EXERCISE OBJECTIVE: Search the material and gather each line with "dessus" in it.
□ □ □ □
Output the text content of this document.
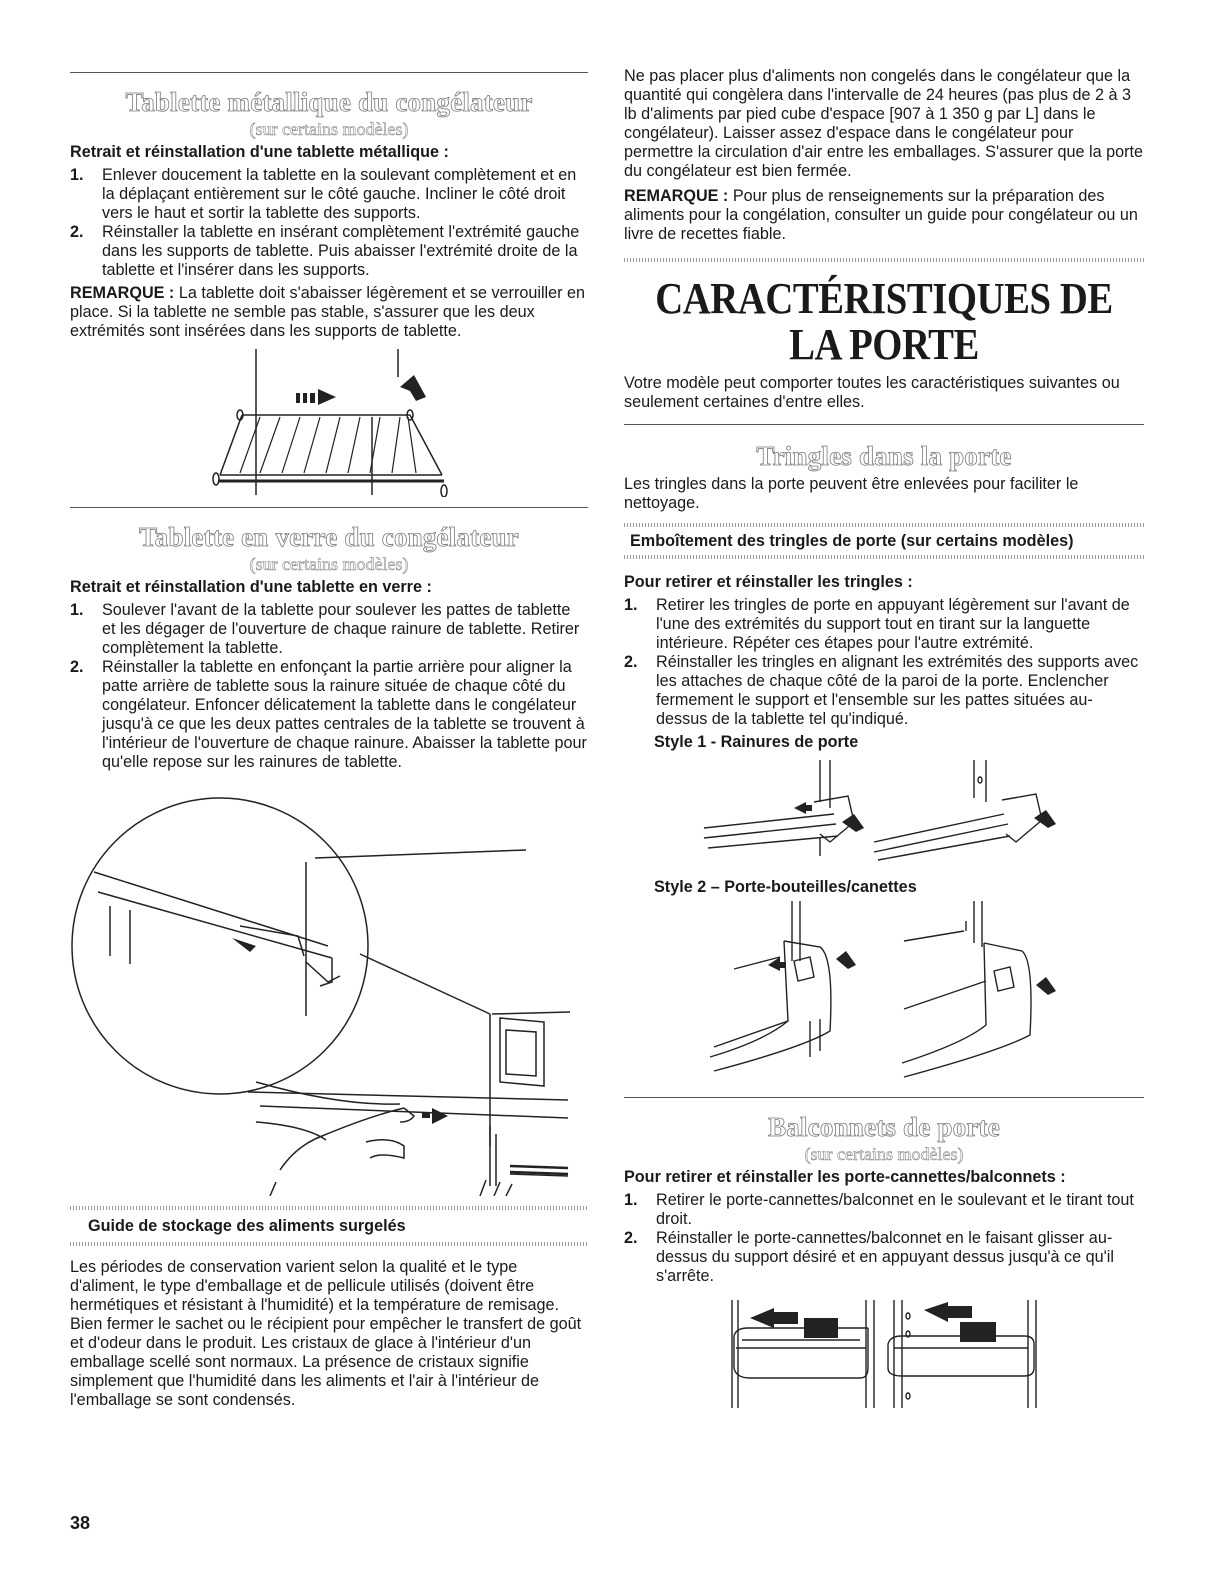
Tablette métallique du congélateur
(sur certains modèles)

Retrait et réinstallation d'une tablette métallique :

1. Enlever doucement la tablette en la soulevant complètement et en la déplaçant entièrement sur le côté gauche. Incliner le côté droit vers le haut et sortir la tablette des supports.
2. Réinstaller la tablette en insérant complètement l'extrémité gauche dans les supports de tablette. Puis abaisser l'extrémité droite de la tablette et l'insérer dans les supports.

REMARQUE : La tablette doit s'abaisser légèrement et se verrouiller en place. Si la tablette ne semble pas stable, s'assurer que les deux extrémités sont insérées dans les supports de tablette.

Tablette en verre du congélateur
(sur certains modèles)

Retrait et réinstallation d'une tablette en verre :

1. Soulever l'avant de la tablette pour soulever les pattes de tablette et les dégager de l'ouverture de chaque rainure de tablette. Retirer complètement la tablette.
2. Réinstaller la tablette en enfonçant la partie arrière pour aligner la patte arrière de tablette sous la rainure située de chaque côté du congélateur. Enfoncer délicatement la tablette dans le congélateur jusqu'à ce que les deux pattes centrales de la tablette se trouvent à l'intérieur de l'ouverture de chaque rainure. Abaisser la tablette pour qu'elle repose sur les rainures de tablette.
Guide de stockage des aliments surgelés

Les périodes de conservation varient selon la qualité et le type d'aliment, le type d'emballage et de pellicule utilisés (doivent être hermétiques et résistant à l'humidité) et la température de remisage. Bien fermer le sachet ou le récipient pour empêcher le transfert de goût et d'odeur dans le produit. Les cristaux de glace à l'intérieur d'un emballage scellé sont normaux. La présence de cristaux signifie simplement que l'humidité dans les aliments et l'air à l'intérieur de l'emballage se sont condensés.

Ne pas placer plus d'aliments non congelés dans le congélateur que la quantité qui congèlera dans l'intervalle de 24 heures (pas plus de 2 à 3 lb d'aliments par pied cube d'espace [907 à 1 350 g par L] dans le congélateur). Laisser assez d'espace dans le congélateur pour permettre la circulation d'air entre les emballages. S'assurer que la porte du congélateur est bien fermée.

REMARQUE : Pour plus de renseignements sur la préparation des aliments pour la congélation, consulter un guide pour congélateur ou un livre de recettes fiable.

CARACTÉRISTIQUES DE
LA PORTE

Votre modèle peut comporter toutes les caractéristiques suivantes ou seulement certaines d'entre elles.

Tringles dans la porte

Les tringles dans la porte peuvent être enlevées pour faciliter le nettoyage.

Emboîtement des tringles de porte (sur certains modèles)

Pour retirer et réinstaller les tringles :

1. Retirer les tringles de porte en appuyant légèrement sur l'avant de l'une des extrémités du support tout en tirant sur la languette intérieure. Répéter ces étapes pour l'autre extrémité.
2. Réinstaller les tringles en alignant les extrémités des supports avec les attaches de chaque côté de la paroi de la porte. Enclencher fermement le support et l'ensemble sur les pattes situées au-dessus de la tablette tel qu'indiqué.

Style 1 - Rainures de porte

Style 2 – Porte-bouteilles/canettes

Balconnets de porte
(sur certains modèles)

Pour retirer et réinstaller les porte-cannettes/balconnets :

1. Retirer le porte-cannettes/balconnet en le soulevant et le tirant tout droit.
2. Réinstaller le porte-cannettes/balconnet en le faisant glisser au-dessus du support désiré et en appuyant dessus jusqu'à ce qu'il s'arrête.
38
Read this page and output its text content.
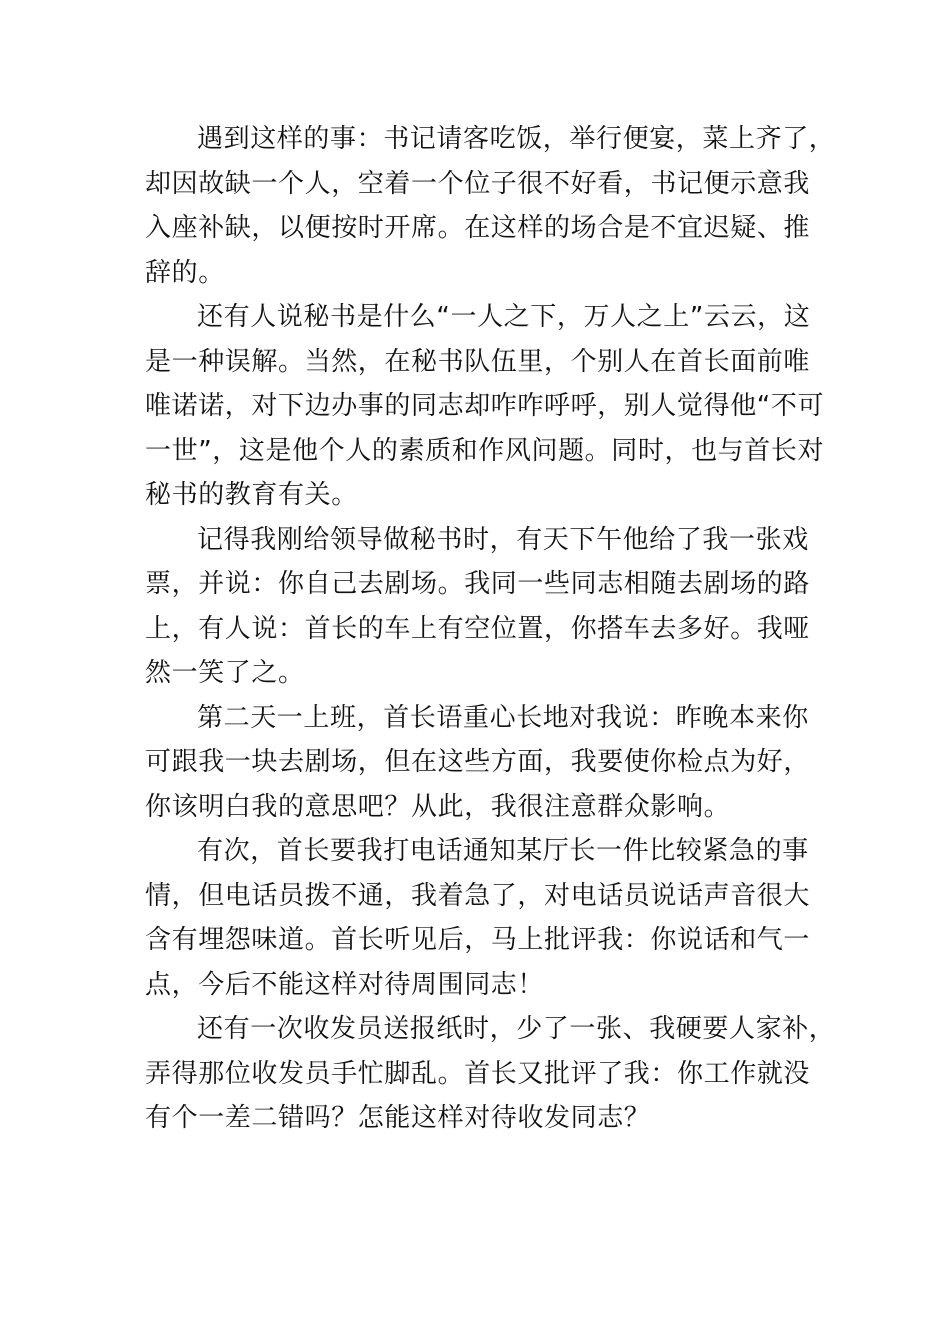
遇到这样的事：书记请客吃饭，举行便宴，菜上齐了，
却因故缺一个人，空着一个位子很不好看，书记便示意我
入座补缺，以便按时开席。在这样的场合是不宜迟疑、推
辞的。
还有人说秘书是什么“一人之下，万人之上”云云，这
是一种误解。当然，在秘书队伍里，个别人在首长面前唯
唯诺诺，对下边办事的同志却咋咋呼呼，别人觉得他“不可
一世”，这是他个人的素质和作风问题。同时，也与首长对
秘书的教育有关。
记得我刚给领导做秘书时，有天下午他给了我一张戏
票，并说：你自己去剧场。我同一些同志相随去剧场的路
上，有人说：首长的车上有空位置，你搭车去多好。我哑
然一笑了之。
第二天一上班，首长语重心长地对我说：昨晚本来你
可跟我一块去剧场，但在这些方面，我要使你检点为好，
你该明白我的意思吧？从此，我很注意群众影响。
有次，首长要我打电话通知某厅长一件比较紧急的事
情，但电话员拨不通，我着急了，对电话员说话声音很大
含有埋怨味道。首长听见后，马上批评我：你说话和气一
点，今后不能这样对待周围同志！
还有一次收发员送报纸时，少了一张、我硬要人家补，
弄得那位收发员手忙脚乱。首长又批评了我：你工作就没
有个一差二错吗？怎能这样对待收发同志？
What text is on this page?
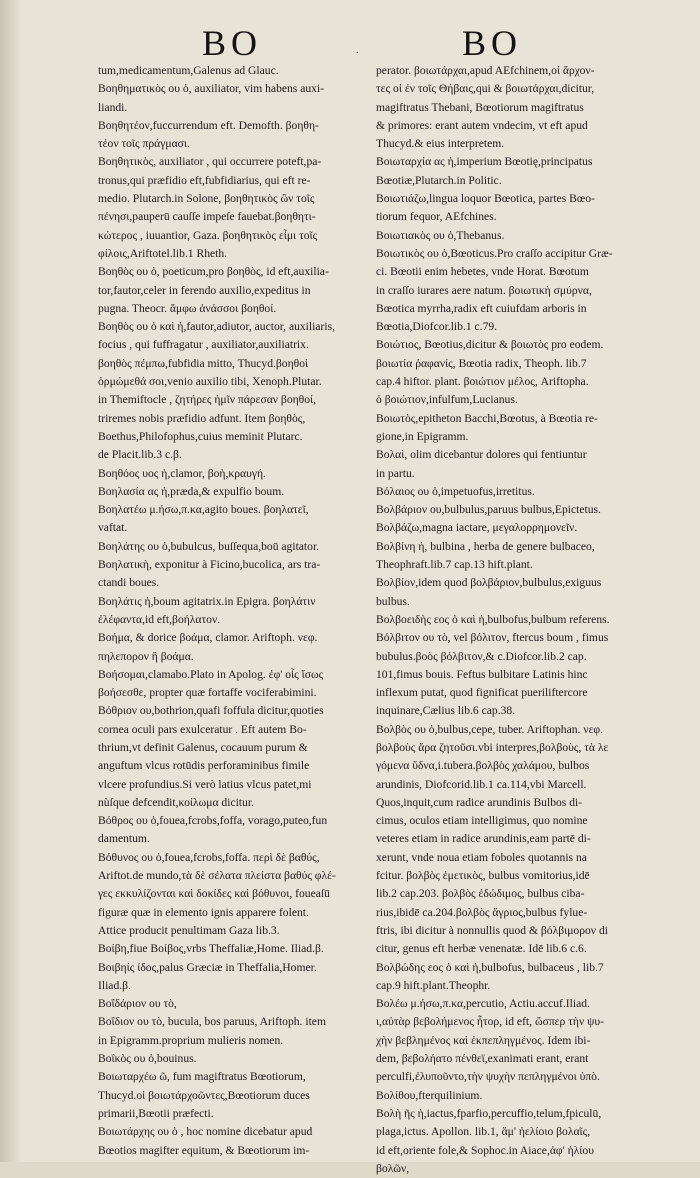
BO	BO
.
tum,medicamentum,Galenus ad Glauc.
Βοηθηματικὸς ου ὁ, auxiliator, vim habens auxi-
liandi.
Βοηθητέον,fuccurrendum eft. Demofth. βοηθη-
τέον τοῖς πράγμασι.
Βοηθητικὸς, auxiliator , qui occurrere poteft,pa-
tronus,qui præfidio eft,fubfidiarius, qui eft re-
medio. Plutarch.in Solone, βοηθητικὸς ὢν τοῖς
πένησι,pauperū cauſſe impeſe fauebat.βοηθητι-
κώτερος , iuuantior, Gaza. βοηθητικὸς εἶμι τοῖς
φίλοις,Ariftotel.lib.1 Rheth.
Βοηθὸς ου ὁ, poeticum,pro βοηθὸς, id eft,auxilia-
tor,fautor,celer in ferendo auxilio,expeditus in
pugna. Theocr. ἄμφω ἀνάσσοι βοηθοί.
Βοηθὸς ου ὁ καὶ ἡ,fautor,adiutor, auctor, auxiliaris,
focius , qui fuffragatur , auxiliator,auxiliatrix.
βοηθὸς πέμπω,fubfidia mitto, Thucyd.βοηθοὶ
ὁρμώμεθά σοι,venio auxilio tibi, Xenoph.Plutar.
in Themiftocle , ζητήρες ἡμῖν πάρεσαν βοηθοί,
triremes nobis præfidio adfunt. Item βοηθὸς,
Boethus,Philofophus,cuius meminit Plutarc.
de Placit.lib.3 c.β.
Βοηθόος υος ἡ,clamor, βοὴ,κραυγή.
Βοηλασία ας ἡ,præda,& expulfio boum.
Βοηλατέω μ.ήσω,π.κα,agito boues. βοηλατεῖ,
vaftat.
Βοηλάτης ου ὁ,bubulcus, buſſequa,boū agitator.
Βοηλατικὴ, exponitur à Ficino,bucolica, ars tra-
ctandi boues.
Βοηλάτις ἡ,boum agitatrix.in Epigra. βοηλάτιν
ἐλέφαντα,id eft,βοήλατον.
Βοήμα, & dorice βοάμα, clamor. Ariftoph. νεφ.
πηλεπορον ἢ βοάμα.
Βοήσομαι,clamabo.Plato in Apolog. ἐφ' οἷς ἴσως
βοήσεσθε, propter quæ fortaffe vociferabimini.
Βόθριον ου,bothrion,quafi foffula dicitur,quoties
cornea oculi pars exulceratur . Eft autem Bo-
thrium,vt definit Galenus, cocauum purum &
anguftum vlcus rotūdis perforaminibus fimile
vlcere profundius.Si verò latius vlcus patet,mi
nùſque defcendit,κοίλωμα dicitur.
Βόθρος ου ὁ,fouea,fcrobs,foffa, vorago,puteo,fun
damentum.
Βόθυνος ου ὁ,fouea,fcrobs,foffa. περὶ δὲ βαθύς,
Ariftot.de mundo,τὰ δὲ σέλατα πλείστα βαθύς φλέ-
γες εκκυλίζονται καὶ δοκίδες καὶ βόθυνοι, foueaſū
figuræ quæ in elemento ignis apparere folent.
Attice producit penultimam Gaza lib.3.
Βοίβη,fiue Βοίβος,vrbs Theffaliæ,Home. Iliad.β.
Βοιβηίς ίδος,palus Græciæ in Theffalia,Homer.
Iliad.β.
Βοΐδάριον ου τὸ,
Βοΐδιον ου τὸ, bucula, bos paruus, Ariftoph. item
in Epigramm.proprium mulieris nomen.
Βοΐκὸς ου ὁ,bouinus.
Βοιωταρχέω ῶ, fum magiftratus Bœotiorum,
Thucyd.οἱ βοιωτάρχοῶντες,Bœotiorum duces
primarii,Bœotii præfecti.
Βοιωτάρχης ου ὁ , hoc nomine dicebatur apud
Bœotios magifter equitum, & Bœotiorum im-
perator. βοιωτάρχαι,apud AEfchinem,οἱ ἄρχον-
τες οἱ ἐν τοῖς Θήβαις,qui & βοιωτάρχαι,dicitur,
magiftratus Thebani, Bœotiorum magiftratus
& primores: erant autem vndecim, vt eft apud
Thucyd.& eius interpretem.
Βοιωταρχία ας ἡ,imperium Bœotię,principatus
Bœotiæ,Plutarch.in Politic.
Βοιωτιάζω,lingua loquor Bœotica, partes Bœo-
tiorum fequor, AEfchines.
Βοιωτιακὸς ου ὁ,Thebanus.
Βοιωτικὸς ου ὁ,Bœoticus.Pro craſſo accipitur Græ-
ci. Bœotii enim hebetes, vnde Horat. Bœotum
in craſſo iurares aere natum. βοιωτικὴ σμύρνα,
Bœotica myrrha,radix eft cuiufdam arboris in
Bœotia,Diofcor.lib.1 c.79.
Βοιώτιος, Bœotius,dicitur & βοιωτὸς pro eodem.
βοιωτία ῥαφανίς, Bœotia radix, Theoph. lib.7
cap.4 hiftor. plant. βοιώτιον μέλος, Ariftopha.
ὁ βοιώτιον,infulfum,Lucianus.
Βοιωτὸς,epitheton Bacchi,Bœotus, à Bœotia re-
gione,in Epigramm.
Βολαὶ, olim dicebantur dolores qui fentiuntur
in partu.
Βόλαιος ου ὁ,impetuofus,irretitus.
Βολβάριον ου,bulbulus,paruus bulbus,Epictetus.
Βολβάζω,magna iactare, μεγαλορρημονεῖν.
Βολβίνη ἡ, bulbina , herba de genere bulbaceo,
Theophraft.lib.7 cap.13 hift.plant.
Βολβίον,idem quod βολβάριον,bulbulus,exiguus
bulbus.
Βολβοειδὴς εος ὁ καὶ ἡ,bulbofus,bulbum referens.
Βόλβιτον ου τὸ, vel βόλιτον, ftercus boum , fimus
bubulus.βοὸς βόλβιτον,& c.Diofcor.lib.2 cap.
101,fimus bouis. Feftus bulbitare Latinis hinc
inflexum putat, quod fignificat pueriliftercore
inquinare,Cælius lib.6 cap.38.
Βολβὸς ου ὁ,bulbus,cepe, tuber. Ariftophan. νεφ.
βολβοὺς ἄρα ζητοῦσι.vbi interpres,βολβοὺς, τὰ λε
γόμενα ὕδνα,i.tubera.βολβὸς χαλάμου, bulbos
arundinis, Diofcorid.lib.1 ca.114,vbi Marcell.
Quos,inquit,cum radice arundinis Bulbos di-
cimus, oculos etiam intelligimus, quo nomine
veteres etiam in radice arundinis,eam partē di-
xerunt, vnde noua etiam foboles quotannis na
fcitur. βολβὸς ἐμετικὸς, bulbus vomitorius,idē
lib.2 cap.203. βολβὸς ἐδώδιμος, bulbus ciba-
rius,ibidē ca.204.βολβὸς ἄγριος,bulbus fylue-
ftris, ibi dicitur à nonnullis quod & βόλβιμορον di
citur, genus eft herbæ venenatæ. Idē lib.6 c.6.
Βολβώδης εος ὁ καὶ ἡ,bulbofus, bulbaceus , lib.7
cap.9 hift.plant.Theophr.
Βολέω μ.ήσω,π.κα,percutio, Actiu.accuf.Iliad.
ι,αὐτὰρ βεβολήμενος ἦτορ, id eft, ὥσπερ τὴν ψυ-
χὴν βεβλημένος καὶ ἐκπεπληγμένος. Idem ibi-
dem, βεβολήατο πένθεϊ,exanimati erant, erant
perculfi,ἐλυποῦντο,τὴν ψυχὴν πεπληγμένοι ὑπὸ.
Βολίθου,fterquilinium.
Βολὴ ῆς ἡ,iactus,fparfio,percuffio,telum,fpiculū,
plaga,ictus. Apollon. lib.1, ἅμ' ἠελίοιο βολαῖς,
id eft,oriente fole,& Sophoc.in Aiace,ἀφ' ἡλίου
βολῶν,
□ □ □ □
REPLY TO THE TASK:
2. Réinstaller les tringles en alignant les extrémités des supports avec les attaches de chaque côté de la paroi de la porte. Enclencher fermement le support et l'ensemble sur les pattes situées au-dessus de la tablette tel qu'indiqué.
2. Réinstaller le porte-cannettes/balconnet en le faisant glisser au-dessus du support désiré et en appuyant dessus jusqu'à ce qu'il s'arrête.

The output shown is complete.